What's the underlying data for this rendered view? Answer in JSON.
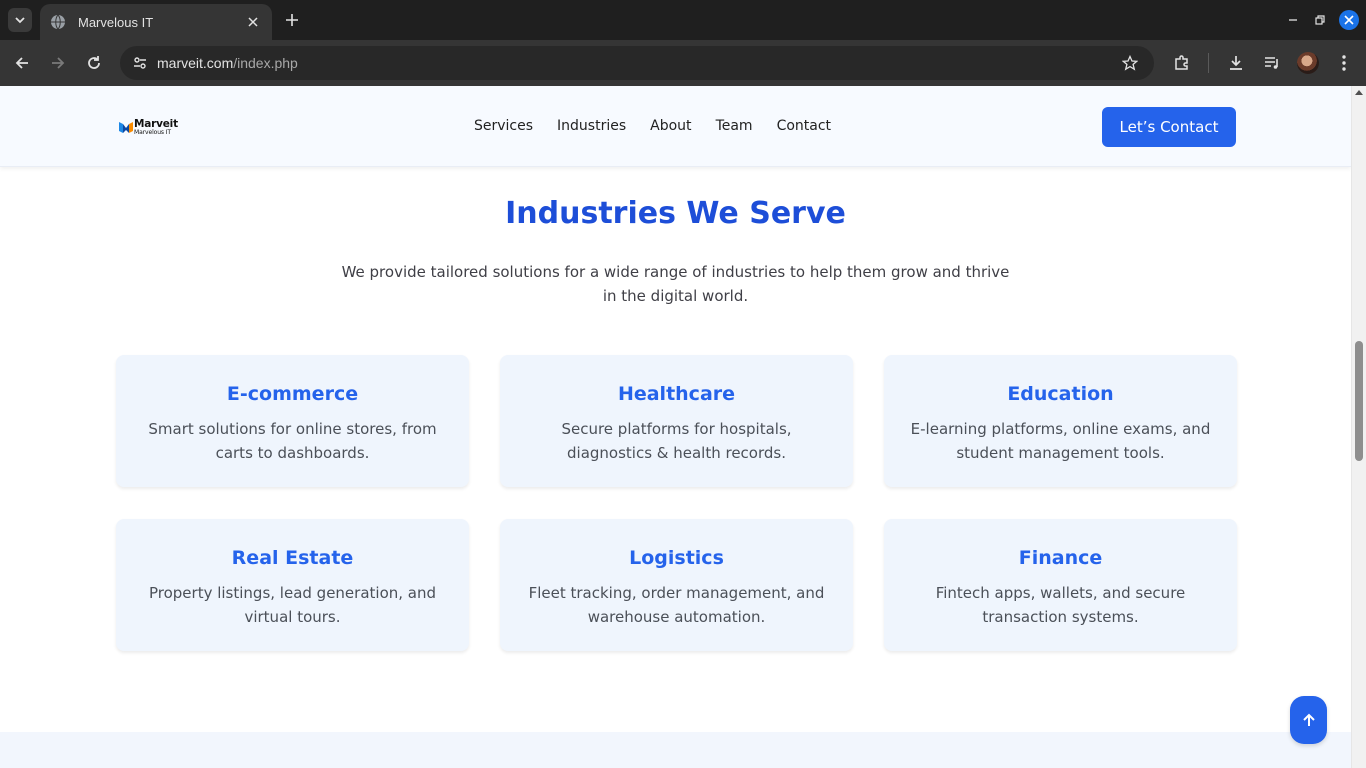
{
  "browser": {
    "tab_title": "Marvelous IT",
    "url_domain": "marveit.com",
    "url_path": "/index.php"
  },
  "header": {
    "logo_name": "Marveit",
    "logo_sub": "Marvelous IT",
    "nav": [
      "Services",
      "Industries",
      "About",
      "Team",
      "Contact"
    ],
    "cta_label": "Let’s Contact"
  },
  "section": {
    "title": "Industries We Serve",
    "subtitle": "We provide tailored solutions for a wide range of industries to help them grow and thrive in the digital world."
  },
  "industries": [
    {
      "title": "E-commerce",
      "desc": "Smart solutions for online stores, from carts to dashboards."
    },
    {
      "title": "Healthcare",
      "desc": "Secure platforms for hospitals, diagnostics & health records."
    },
    {
      "title": "Education",
      "desc": "E-learning platforms, online exams, and student management tools."
    },
    {
      "title": "Real Estate",
      "desc": "Property listings, lead generation, and virtual tours."
    },
    {
      "title": "Logistics",
      "desc": "Fleet tracking, order management, and warehouse automation."
    },
    {
      "title": "Finance",
      "desc": "Fintech apps, wallets, and secure transaction systems."
    }
  ],
  "colors": {
    "accent": "#2563eb",
    "heading": "#1d4ed8",
    "card_bg": "#eff5fd"
  },
  "icons": [
    "chevron-down-icon",
    "globe-icon",
    "close-icon",
    "plus-icon",
    "minimize-icon",
    "restore-icon",
    "back-icon",
    "forward-icon",
    "reload-icon",
    "site-settings-icon",
    "star-icon",
    "extensions-icon",
    "download-icon",
    "media-icon",
    "menu-icon",
    "arrow-up-icon"
  ]
}
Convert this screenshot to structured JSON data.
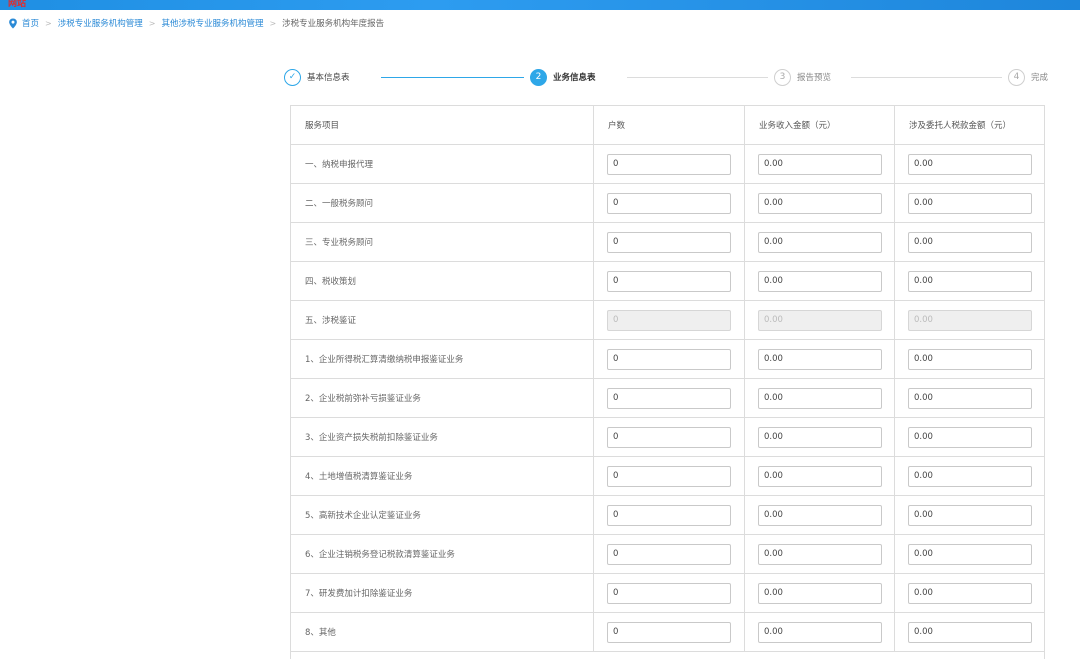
{
  "topbar": {
    "brand": "网站"
  },
  "breadcrumb": [
    {
      "label": "首页",
      "current": false
    },
    {
      "label": "涉税专业服务机构管理",
      "current": false
    },
    {
      "label": "其他涉税专业服务机构管理",
      "current": false
    },
    {
      "label": "涉税专业服务机构年度报告",
      "current": true
    }
  ],
  "breadcrumb_separator": ">",
  "steps": [
    {
      "mark": "✓",
      "label": "基本信息表",
      "state": "done"
    },
    {
      "mark": "2",
      "label": "业务信息表",
      "state": "active"
    },
    {
      "mark": "3",
      "label": "报告预览",
      "state": "todo"
    },
    {
      "mark": "4",
      "label": "完成",
      "state": "todo"
    }
  ],
  "table": {
    "headers": [
      "服务项目",
      "户数",
      "业务收入金额（元）",
      "涉及委托人税款金额（元）"
    ],
    "rows": [
      {
        "item": "一、纳税申报代理",
        "households": "0",
        "income": "0.00",
        "tax": "0.00",
        "disabled": false
      },
      {
        "item": "二、一般税务顾问",
        "households": "0",
        "income": "0.00",
        "tax": "0.00",
        "disabled": false
      },
      {
        "item": "三、专业税务顾问",
        "households": "0",
        "income": "0.00",
        "tax": "0.00",
        "disabled": false
      },
      {
        "item": "四、税收策划",
        "households": "0",
        "income": "0.00",
        "tax": "0.00",
        "disabled": false
      },
      {
        "item": "五、涉税鉴证",
        "households": "0",
        "income": "0.00",
        "tax": "0.00",
        "disabled": true
      },
      {
        "item": "1、企业所得税汇算清缴纳税申报鉴证业务",
        "households": "0",
        "income": "0.00",
        "tax": "0.00",
        "disabled": false
      },
      {
        "item": "2、企业税前弥补亏损鉴证业务",
        "households": "0",
        "income": "0.00",
        "tax": "0.00",
        "disabled": false
      },
      {
        "item": "3、企业资产损失税前扣除鉴证业务",
        "households": "0",
        "income": "0.00",
        "tax": "0.00",
        "disabled": false
      },
      {
        "item": "4、土地增值税清算鉴证业务",
        "households": "0",
        "income": "0.00",
        "tax": "0.00",
        "disabled": false
      },
      {
        "item": "5、高新技术企业认定鉴证业务",
        "households": "0",
        "income": "0.00",
        "tax": "0.00",
        "disabled": false
      },
      {
        "item": "6、企业注销税务登记税款清算鉴证业务",
        "households": "0",
        "income": "0.00",
        "tax": "0.00",
        "disabled": false
      },
      {
        "item": "7、研发费加计扣除鉴证业务",
        "households": "0",
        "income": "0.00",
        "tax": "0.00",
        "disabled": false
      },
      {
        "item": "8、其他",
        "households": "0",
        "income": "0.00",
        "tax": "0.00",
        "disabled": false
      }
    ]
  },
  "colors": {
    "accent": "#2ea7e8",
    "link": "#2b8ad6",
    "topbar": "#1f8fe3",
    "border": "#dcdcdc"
  },
  "icons": {
    "breadcrumb": "location-pin-icon",
    "done_step": "check-icon"
  }
}
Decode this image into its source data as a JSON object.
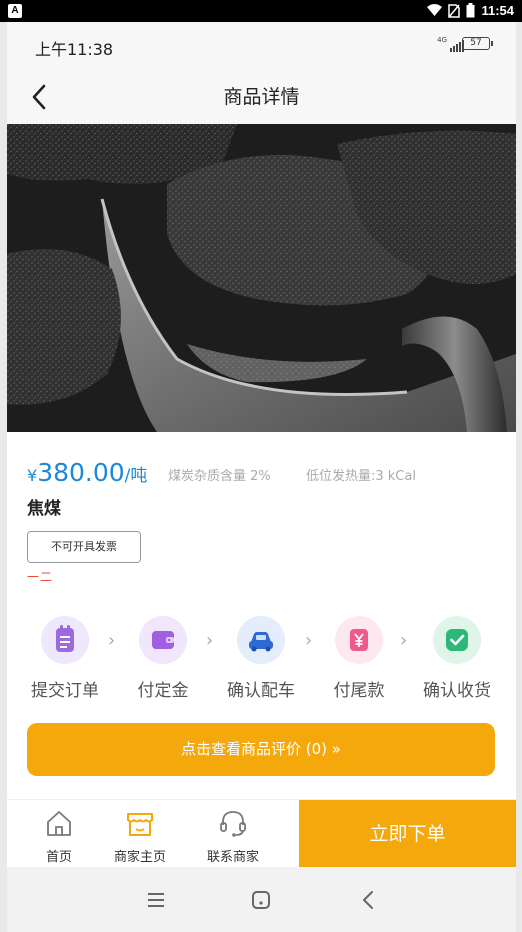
{
  "host_status": {
    "time": "11:54",
    "app_badge": "A"
  },
  "status": {
    "time": "上午11:38",
    "network": "4G",
    "battery": "57"
  },
  "nav": {
    "title": "商品详情"
  },
  "product": {
    "currency": "¥",
    "price": "380.00",
    "unit": "/吨",
    "spec_impurity": "煤炭杂质含量 2%",
    "spec_heat": "低位发热量:3 kCal",
    "name": "焦煤",
    "invoice_label": "不可开具发票",
    "tag": "一二"
  },
  "steps": [
    {
      "label": "提交订单",
      "icon": "clipboard-icon",
      "color": "#9c6ade",
      "bg": "#efe7fb"
    },
    {
      "label": "付定金",
      "icon": "wallet-icon",
      "color": "#a05ee0",
      "bg": "#f1e6fb"
    },
    {
      "label": "确认配车",
      "icon": "car-icon",
      "color": "#2e6ad6",
      "bg": "#e3edfb"
    },
    {
      "label": "付尾款",
      "icon": "yen-tag-icon",
      "color": "#f05a8a",
      "bg": "#fde8ef"
    },
    {
      "label": "确认收货",
      "icon": "check-icon",
      "color": "#2db87a",
      "bg": "#dff5ea"
    }
  ],
  "review": {
    "label": "点击查看商品评价 (0) »"
  },
  "bottom_tabs": [
    {
      "label": "首页",
      "icon": "home-icon"
    },
    {
      "label": "商家主页",
      "icon": "shop-icon"
    },
    {
      "label": "联系商家",
      "icon": "headset-icon"
    }
  ],
  "order_button": "立即下单",
  "colors": {
    "accent": "#f5a80b",
    "price": "#1e88d6",
    "tag": "#e74c3c"
  }
}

§ SHORT PROBLEM
Gather all lines from the records above in which "online" appears.

§ RESULT OF THIS EXERCISE
      "desc": "Smart solutions for online stores, from carts to dashboards."
      "desc": "E-learning platforms, online exams, and student management tools."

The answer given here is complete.